STATED TASK: Below are some records; return each one exactly.

EXERCISE MATERIAL:
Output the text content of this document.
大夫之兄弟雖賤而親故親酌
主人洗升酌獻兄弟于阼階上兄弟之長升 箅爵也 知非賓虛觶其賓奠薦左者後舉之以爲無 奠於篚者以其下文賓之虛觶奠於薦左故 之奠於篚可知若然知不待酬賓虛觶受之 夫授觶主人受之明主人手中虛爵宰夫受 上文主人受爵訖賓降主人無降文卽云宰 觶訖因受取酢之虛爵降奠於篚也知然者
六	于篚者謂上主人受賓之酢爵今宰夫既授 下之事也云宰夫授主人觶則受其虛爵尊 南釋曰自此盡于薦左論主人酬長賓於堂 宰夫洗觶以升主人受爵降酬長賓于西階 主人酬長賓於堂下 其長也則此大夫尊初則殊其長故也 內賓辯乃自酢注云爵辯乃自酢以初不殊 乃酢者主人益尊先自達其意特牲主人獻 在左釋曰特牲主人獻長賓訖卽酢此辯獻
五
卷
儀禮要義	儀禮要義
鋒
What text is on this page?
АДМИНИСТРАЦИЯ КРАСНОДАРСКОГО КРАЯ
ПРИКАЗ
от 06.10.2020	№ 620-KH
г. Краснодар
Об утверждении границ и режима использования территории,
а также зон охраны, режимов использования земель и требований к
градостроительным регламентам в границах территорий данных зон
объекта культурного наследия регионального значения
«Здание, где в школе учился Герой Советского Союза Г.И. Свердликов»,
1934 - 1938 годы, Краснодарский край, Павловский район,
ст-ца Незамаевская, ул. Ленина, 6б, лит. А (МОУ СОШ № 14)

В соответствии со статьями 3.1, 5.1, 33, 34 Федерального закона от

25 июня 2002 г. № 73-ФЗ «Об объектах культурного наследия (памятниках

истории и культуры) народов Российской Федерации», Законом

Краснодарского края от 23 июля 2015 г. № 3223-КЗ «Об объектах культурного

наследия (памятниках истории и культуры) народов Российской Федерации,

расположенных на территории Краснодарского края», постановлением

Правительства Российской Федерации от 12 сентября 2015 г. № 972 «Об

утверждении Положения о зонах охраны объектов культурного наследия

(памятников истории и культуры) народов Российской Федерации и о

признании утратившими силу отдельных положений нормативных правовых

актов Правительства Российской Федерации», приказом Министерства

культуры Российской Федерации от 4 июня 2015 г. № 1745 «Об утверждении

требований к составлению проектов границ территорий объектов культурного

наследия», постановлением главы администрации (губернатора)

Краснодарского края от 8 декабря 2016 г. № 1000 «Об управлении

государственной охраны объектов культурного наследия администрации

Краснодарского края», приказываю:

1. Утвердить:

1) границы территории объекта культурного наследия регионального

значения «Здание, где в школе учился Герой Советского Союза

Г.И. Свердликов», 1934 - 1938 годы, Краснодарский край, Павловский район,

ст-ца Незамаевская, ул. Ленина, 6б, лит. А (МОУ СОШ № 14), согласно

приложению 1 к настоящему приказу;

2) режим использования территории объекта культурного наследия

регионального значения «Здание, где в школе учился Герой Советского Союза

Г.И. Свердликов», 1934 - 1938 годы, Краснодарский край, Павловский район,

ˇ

SOLUTION TO THIS TASK:
Output the text content of this document.
大夫之兄弟雖賤而親故親酌
主人洗升酌獻兄弟于阼階上兄弟之長升 箅爵也 知非賓虛觶其賓奠薦左者後舉之以爲無 奠於篚者以其下文賓之虛觶奠於薦左故 之奠於篚可知若然知不待酬賓虛觶受之 夫授觶主人受之明主人手中虛爵宰夫受 上文主人受爵訖賓降主人無降文卽云宰 觶訖因受取酢之虛爵降奠於篚也知然者
六	于篚者謂上主人受賓之酢爵今宰夫既授 下之事也云宰夫授主人觶則受其虛爵尊 南釋曰自此盡于薦左論主人酬長賓於堂 宰夫洗觶以升主人受爵降酬長賓于西階 主人酬長賓於堂下 其長也則此大夫尊初則殊其長故也 內賓辯乃自酢注云爵辯乃自酢以初不殊 乃酢者主人益尊先自達其意特牲主人獻 在左釋曰特牲主人獻長賓訖卽酢此辯獻
五
卷
儀禮要義	儀禮要義
鋒
What text is on this page?
АДМИНИСТРАЦИЯ КРАСНОДАРСКОГО КРАЯ
ПРИКАЗ
от 06.10.2020	№ 620-KH
г. Краснодар
Об утверждении границ и режима использования территории,
а также зон охраны, режимов использования земель и требований к
градостроительным регламентам в границах территорий данных зон
объекта культурного наследия регионального значения
«Здание, где в школе учился Герой Советского Союза Г.И. Свердликов»,
1934 - 1938 годы, Краснодарский край, Павловский район,
ст-ца Незамаевская, ул. Ленина, 6б, лит. А (МОУ СОШ № 14)

В соответствии со статьями 3.1, 5.1, 33, 34 Федерального закона от

25 июня 2002 г. № 73-ФЗ «Об объектах культурного наследия (памятниках

истории и культуры) народов Российской Федерации», Законом

Краснодарского края от 23 июля 2015 г. № 3223-КЗ «Об объектах культурного

наследия (памятниках истории и культуры) народов Российской Федерации,

расположенных на территории Краснодарского края», постановлением

Правительства Российской Федерации от 12 сентября 2015 г. № 972 «Об

утверждении Положения о зонах охраны объектов культурного наследия

(памятников истории и культуры) народов Российской Федерации и о

признании утратившими силу отдельных положений нормативных правовых

актов Правительства Российской Федерации», приказом Министерства

культуры Российской Федерации от 4 июня 2015 г. № 1745 «Об утверждении

требований к составлению проектов границ территорий объектов культурного

наследия», постановлением главы администрации (губернатора)

Краснодарского края от 8 декабря 2016 г. № 1000 «Об управлении

государственной охраны объектов культурного наследия администрации

Краснодарского края», приказываю:

1. Утвердить:

1) границы территории объекта культурного наследия регионального

значения «Здание, где в школе учился Герой Советского Союза

Г.И. Свердликов», 1934 - 1938 годы, Краснодарский край, Павловский район,

ст-ца Незамаевская, ул. Ленина, 6б, лит. А (МОУ СОШ № 14), согласно

приложению 1 к настоящему приказу;

2) режим использования территории объекта культурного наследия

регионального значения «Здание, где в школе учился Герой Советского Союза

Г.И. Свердликов», 1934 - 1938 годы, Краснодарский край, Павловский район,

ˇ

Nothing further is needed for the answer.